INSTRUCTION ->
Copy the data below exactly, omitting any picture it contains.
-- START SUPPLIED MATERIAL --
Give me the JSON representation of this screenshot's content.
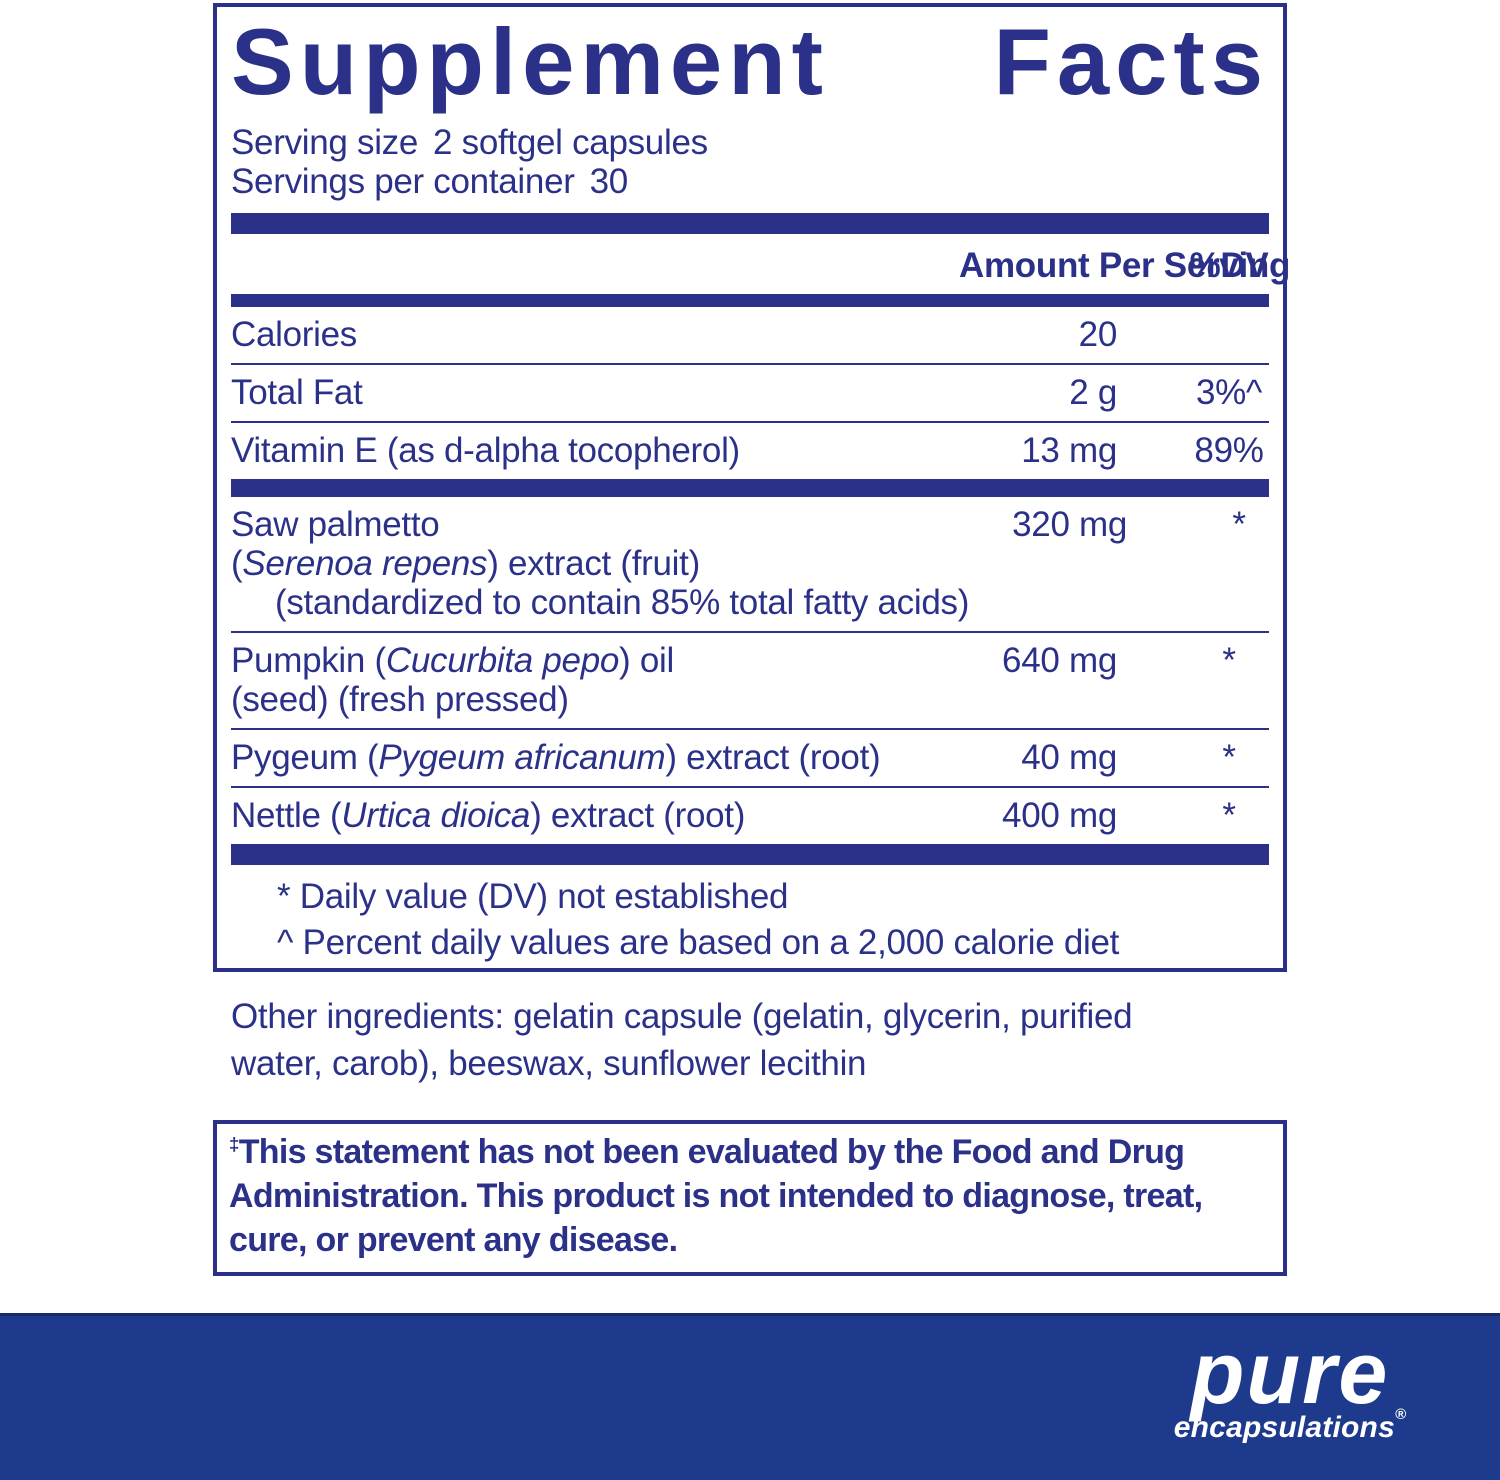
{
  "colors": {
    "navy": "#2b3188",
    "band_blue": "#1e3a8c",
    "logo_text": "#ffffff"
  },
  "label": {
    "title_left": "Supplement",
    "title_right": "Facts",
    "serving_size": {
      "label": "Serving size",
      "value": "2 softgel capsules"
    },
    "servings_per_container": {
      "label": "Servings per container",
      "value": "30"
    },
    "columns": {
      "amount": "Amount Per Serving",
      "dv": "%DV"
    },
    "rows": [
      {
        "name_lines": [
          {
            "segs": [
              {
                "t": "Calories"
              }
            ]
          }
        ],
        "amount": "20",
        "dv": ""
      },
      {
        "name_lines": [
          {
            "segs": [
              {
                "t": "Total Fat"
              }
            ]
          }
        ],
        "amount": "2 g",
        "dv": "3%^"
      },
      {
        "name_lines": [
          {
            "segs": [
              {
                "t": "Vitamin E (as d-alpha tocopherol)"
              }
            ]
          }
        ],
        "amount": "13 mg",
        "dv": "89%"
      },
      {
        "bar_before": true,
        "name_lines": [
          {
            "segs": [
              {
                "t": "Saw palmetto"
              }
            ]
          },
          {
            "segs": [
              {
                "t": "("
              },
              {
                "t": "Serenoa repens",
                "i": true
              },
              {
                "t": ") extract (fruit)"
              }
            ]
          },
          {
            "indent": true,
            "segs": [
              {
                "t": "(standardized to contain 85% total fatty acids)"
              }
            ]
          }
        ],
        "amount": "320 mg",
        "dv": "*"
      },
      {
        "name_lines": [
          {
            "segs": [
              {
                "t": "Pumpkin ("
              },
              {
                "t": "Cucurbita pepo",
                "i": true
              },
              {
                "t": ") oil"
              }
            ]
          },
          {
            "segs": [
              {
                "t": "(seed) (fresh pressed)"
              }
            ]
          }
        ],
        "amount": "640 mg",
        "dv": "*"
      },
      {
        "name_lines": [
          {
            "segs": [
              {
                "t": "Pygeum ("
              },
              {
                "t": "Pygeum africanum",
                "i": true
              },
              {
                "t": ") extract (root)"
              }
            ]
          }
        ],
        "amount": "40 mg",
        "dv": "*"
      },
      {
        "name_lines": [
          {
            "segs": [
              {
                "t": "Nettle ("
              },
              {
                "t": "Urtica dioica",
                "i": true
              },
              {
                "t": ") extract (root)"
              }
            ]
          }
        ],
        "amount": "400 mg",
        "dv": "*"
      }
    ],
    "footnotes": [
      "* Daily value (DV) not established",
      "^ Percent daily values are based on a 2,000 calorie diet"
    ]
  },
  "other_ingredients": {
    "lines": [
      "Other ingredients: gelatin capsule (gelatin, glycerin, purified",
      "water, carob), beeswax, sunflower lecithin"
    ]
  },
  "fda": {
    "dagger": "‡",
    "lines": [
      "This statement has not been evaluated by the Food and Drug",
      "Administration. This product is not intended to diagnose, treat,",
      "cure, or prevent any disease."
    ]
  },
  "brand": {
    "name": "pure",
    "sub": "encapsulations",
    "registered": "®"
  }
}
-- END SUPPLIED MATERIAL --
THE OUTPUT ->
Give me the JSON representation of this screenshot's content.
{
  "colors": {
    "navy": "#2b3188",
    "band_blue": "#1e3a8c",
    "logo_text": "#ffffff"
  },
  "label": {
    "title_left": "Supplement",
    "title_right": "Facts",
    "serving_size": {
      "label": "Serving size",
      "value": "2 softgel capsules"
    },
    "servings_per_container": {
      "label": "Servings per container",
      "value": "30"
    },
    "columns": {
      "amount": "Amount Per Serving",
      "dv": "%DV"
    },
    "rows": [
      {
        "name_lines": [
          {
            "segs": [
              {
                "t": "Calories"
              }
            ]
          }
        ],
        "amount": "20",
        "dv": ""
      },
      {
        "name_lines": [
          {
            "segs": [
              {
                "t": "Total Fat"
              }
            ]
          }
        ],
        "amount": "2 g",
        "dv": "3%^"
      },
      {
        "name_lines": [
          {
            "segs": [
              {
                "t": "Vitamin E (as d-alpha tocopherol)"
              }
            ]
          }
        ],
        "amount": "13 mg",
        "dv": "89%"
      },
      {
        "bar_before": true,
        "name_lines": [
          {
            "segs": [
              {
                "t": "Saw palmetto"
              }
            ]
          },
          {
            "segs": [
              {
                "t": "("
              },
              {
                "t": "Serenoa repens",
                "i": true
              },
              {
                "t": ") extract (fruit)"
              }
            ]
          },
          {
            "indent": true,
            "segs": [
              {
                "t": "(standardized to contain 85% total fatty acids)"
              }
            ]
          }
        ],
        "amount": "320 mg",
        "dv": "*"
      },
      {
        "name_lines": [
          {
            "segs": [
              {
                "t": "Pumpkin ("
              },
              {
                "t": "Cucurbita pepo",
                "i": true
              },
              {
                "t": ") oil"
              }
            ]
          },
          {
            "segs": [
              {
                "t": "(seed) (fresh pressed)"
              }
            ]
          }
        ],
        "amount": "640 mg",
        "dv": "*"
      },
      {
        "name_lines": [
          {
            "segs": [
              {
                "t": "Pygeum ("
              },
              {
                "t": "Pygeum africanum",
                "i": true
              },
              {
                "t": ") extract (root)"
              }
            ]
          }
        ],
        "amount": "40 mg",
        "dv": "*"
      },
      {
        "name_lines": [
          {
            "segs": [
              {
                "t": "Nettle ("
              },
              {
                "t": "Urtica dioica",
                "i": true
              },
              {
                "t": ") extract (root)"
              }
            ]
          }
        ],
        "amount": "400 mg",
        "dv": "*"
      }
    ],
    "footnotes": [
      "* Daily value (DV) not established",
      "^ Percent daily values are based on a 2,000 calorie diet"
    ]
  },
  "other_ingredients": {
    "lines": [
      "Other ingredients: gelatin capsule (gelatin, glycerin, purified",
      "water, carob), beeswax, sunflower lecithin"
    ]
  },
  "fda": {
    "dagger": "‡",
    "lines": [
      "This statement has not been evaluated by the Food and Drug",
      "Administration. This product is not intended to diagnose, treat,",
      "cure, or prevent any disease."
    ]
  },
  "brand": {
    "name": "pure",
    "sub": "encapsulations",
    "registered": "®"
  }
}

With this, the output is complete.